_Input_
[Begin]

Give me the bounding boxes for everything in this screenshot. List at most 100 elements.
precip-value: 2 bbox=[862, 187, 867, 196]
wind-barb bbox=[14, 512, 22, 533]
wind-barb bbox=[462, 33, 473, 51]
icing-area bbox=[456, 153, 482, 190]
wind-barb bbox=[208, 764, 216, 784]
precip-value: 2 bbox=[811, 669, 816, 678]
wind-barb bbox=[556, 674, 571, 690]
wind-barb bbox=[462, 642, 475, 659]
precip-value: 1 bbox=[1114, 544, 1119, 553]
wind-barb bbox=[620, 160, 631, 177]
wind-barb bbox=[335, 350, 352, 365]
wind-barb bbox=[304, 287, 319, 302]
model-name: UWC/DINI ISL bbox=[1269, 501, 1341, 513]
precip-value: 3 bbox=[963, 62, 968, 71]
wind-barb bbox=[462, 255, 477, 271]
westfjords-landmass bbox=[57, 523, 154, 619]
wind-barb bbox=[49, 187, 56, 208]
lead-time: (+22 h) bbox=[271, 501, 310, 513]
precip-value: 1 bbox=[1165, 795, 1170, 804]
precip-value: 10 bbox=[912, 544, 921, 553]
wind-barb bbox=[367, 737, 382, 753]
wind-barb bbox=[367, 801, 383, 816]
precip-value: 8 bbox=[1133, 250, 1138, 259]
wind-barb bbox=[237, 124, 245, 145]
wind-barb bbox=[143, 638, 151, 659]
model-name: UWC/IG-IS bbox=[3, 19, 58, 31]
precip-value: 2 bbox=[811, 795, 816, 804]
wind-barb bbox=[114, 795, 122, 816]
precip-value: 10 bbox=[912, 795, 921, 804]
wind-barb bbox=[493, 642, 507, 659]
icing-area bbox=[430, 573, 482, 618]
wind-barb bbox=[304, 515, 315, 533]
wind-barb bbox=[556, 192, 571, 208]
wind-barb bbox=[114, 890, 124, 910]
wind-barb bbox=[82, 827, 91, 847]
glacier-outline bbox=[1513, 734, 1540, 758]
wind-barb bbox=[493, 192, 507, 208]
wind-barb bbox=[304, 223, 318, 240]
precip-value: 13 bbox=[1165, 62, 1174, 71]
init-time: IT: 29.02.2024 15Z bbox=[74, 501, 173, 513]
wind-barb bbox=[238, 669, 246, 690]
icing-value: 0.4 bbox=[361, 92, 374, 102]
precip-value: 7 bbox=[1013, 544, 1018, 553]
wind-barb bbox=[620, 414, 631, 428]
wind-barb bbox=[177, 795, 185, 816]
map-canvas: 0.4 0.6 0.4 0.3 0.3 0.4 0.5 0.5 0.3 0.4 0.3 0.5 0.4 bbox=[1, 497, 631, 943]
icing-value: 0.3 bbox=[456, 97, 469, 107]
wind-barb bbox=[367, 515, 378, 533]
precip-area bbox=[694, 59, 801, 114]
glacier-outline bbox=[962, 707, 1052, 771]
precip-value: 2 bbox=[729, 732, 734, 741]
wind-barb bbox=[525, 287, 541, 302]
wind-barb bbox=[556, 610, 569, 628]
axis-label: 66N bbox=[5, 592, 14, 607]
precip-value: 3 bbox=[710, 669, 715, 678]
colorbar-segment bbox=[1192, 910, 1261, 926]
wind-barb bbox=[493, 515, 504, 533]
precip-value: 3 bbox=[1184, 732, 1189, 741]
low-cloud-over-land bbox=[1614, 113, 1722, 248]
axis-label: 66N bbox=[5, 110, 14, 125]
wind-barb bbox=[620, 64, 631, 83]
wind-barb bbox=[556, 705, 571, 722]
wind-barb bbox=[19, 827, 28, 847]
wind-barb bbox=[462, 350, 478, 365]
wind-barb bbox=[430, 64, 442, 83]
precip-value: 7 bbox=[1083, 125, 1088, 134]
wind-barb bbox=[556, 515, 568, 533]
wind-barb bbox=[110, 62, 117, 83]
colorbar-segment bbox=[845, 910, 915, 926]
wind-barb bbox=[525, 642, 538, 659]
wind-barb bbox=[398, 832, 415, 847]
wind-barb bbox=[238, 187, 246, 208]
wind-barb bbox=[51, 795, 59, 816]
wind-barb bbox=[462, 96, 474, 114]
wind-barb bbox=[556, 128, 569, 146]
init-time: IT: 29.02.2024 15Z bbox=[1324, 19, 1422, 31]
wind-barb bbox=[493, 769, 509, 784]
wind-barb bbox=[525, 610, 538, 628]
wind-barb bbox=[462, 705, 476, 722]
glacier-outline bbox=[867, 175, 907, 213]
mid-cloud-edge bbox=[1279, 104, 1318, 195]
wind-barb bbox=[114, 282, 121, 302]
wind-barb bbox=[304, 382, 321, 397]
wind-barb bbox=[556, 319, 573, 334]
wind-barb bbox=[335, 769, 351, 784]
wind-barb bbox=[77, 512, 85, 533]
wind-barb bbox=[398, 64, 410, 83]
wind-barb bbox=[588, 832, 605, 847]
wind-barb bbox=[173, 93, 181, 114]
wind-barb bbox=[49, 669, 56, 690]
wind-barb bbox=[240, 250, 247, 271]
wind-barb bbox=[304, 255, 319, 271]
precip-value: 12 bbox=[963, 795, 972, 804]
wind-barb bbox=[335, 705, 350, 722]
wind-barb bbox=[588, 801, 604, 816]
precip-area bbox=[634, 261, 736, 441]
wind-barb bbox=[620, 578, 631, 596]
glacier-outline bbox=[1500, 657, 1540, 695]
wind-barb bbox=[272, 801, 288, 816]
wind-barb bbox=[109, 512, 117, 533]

[End]

_Task directions_
Copy every line of the records above without changing a single character.

_The solution_
Give me the bounding boxes for everything in this screenshot. List at most 100 elements.
precip-value: 2 bbox=[862, 187, 867, 196]
wind-barb bbox=[14, 512, 22, 533]
wind-barb bbox=[462, 33, 473, 51]
icing-area bbox=[456, 153, 482, 190]
wind-barb bbox=[208, 764, 216, 784]
precip-value: 2 bbox=[811, 669, 816, 678]
wind-barb bbox=[556, 674, 571, 690]
wind-barb bbox=[462, 642, 475, 659]
precip-value: 1 bbox=[1114, 544, 1119, 553]
wind-barb bbox=[620, 160, 631, 177]
wind-barb bbox=[335, 350, 352, 365]
wind-barb bbox=[304, 287, 319, 302]
model-name: UWC/DINI ISL bbox=[1269, 501, 1341, 513]
precip-value: 3 bbox=[963, 62, 968, 71]
wind-barb bbox=[462, 255, 477, 271]
westfjords-landmass bbox=[57, 523, 154, 619]
wind-barb bbox=[49, 187, 56, 208]
lead-time: (+22 h) bbox=[271, 501, 310, 513]
precip-value: 1 bbox=[1165, 795, 1170, 804]
precip-value: 10 bbox=[912, 544, 921, 553]
wind-barb bbox=[367, 737, 382, 753]
wind-barb bbox=[367, 801, 383, 816]
precip-value: 8 bbox=[1133, 250, 1138, 259]
wind-barb bbox=[237, 124, 245, 145]
wind-barb bbox=[143, 638, 151, 659]
model-name: UWC/IG-IS bbox=[3, 19, 58, 31]
precip-value: 2 bbox=[811, 795, 816, 804]
wind-barb bbox=[114, 795, 122, 816]
precip-value: 10 bbox=[912, 795, 921, 804]
wind-barb bbox=[493, 642, 507, 659]
icing-area bbox=[430, 573, 482, 618]
wind-barb bbox=[304, 515, 315, 533]
wind-barb bbox=[556, 192, 571, 208]
wind-barb bbox=[114, 890, 124, 910]
wind-barb bbox=[82, 827, 91, 847]
glacier-outline bbox=[1513, 734, 1540, 758]
wind-barb bbox=[493, 192, 507, 208]
wind-barb bbox=[304, 223, 318, 240]
precip-value: 13 bbox=[1165, 62, 1174, 71]
init-time: IT: 29.02.2024 15Z bbox=[74, 501, 173, 513]
wind-barb bbox=[238, 669, 246, 690]
icing-value: 0.4 bbox=[361, 92, 374, 102]
precip-value: 7 bbox=[1013, 544, 1018, 553]
wind-barb bbox=[620, 414, 631, 428]
wind-barb bbox=[177, 795, 185, 816]
map-canvas: 0.4 0.6 0.4 0.3 0.3 0.4 0.5 0.5 0.3 0.4 0.3 0.5 0.4 bbox=[1, 497, 631, 943]
icing-value: 0.3 bbox=[456, 97, 469, 107]
wind-barb bbox=[367, 515, 378, 533]
precip-area bbox=[694, 59, 801, 114]
glacier-outline bbox=[962, 707, 1052, 771]
precip-value: 2 bbox=[729, 732, 734, 741]
wind-barb bbox=[525, 287, 541, 302]
wind-barb bbox=[556, 610, 569, 628]
axis-label: 66N bbox=[5, 592, 14, 607]
precip-value: 3 bbox=[710, 669, 715, 678]
colorbar-segment bbox=[1192, 910, 1261, 926]
wind-barb bbox=[493, 515, 504, 533]
precip-value: 3 bbox=[1184, 732, 1189, 741]
low-cloud-over-land bbox=[1614, 113, 1722, 248]
axis-label: 66N bbox=[5, 110, 14, 125]
wind-barb bbox=[620, 64, 631, 83]
wind-barb bbox=[556, 705, 571, 722]
wind-barb bbox=[19, 827, 28, 847]
wind-barb bbox=[462, 350, 478, 365]
wind-barb bbox=[430, 64, 442, 83]
precip-value: 7 bbox=[1083, 125, 1088, 134]
wind-barb bbox=[556, 515, 568, 533]
wind-barb bbox=[110, 62, 117, 83]
colorbar-segment bbox=[845, 910, 915, 926]
wind-barb bbox=[525, 642, 538, 659]
wind-barb bbox=[398, 832, 415, 847]
wind-barb bbox=[238, 187, 246, 208]
wind-barb bbox=[51, 795, 59, 816]
wind-barb bbox=[462, 96, 474, 114]
wind-barb bbox=[556, 128, 569, 146]
init-time: IT: 29.02.2024 15Z bbox=[1324, 19, 1422, 31]
wind-barb bbox=[493, 769, 509, 784]
wind-barb bbox=[525, 610, 538, 628]
wind-barb bbox=[462, 705, 476, 722]
glacier-outline bbox=[867, 175, 907, 213]
mid-cloud-edge bbox=[1279, 104, 1318, 195]
wind-barb bbox=[114, 282, 121, 302]
wind-barb bbox=[304, 382, 321, 397]
wind-barb bbox=[556, 319, 573, 334]
wind-barb bbox=[335, 769, 351, 784]
wind-barb bbox=[77, 512, 85, 533]
wind-barb bbox=[398, 64, 410, 83]
wind-barb bbox=[588, 832, 605, 847]
wind-barb bbox=[173, 93, 181, 114]
wind-barb bbox=[49, 669, 56, 690]
wind-barb bbox=[240, 250, 247, 271]
wind-barb bbox=[304, 255, 319, 271]
precip-value: 12 bbox=[963, 795, 972, 804]
wind-barb bbox=[335, 705, 350, 722]
wind-barb bbox=[588, 801, 604, 816]
precip-area bbox=[634, 261, 736, 441]
wind-barb bbox=[620, 578, 631, 596]
glacier-outline bbox=[1500, 657, 1540, 695]
wind-barb bbox=[272, 801, 288, 816]
wind-barb bbox=[109, 512, 117, 533]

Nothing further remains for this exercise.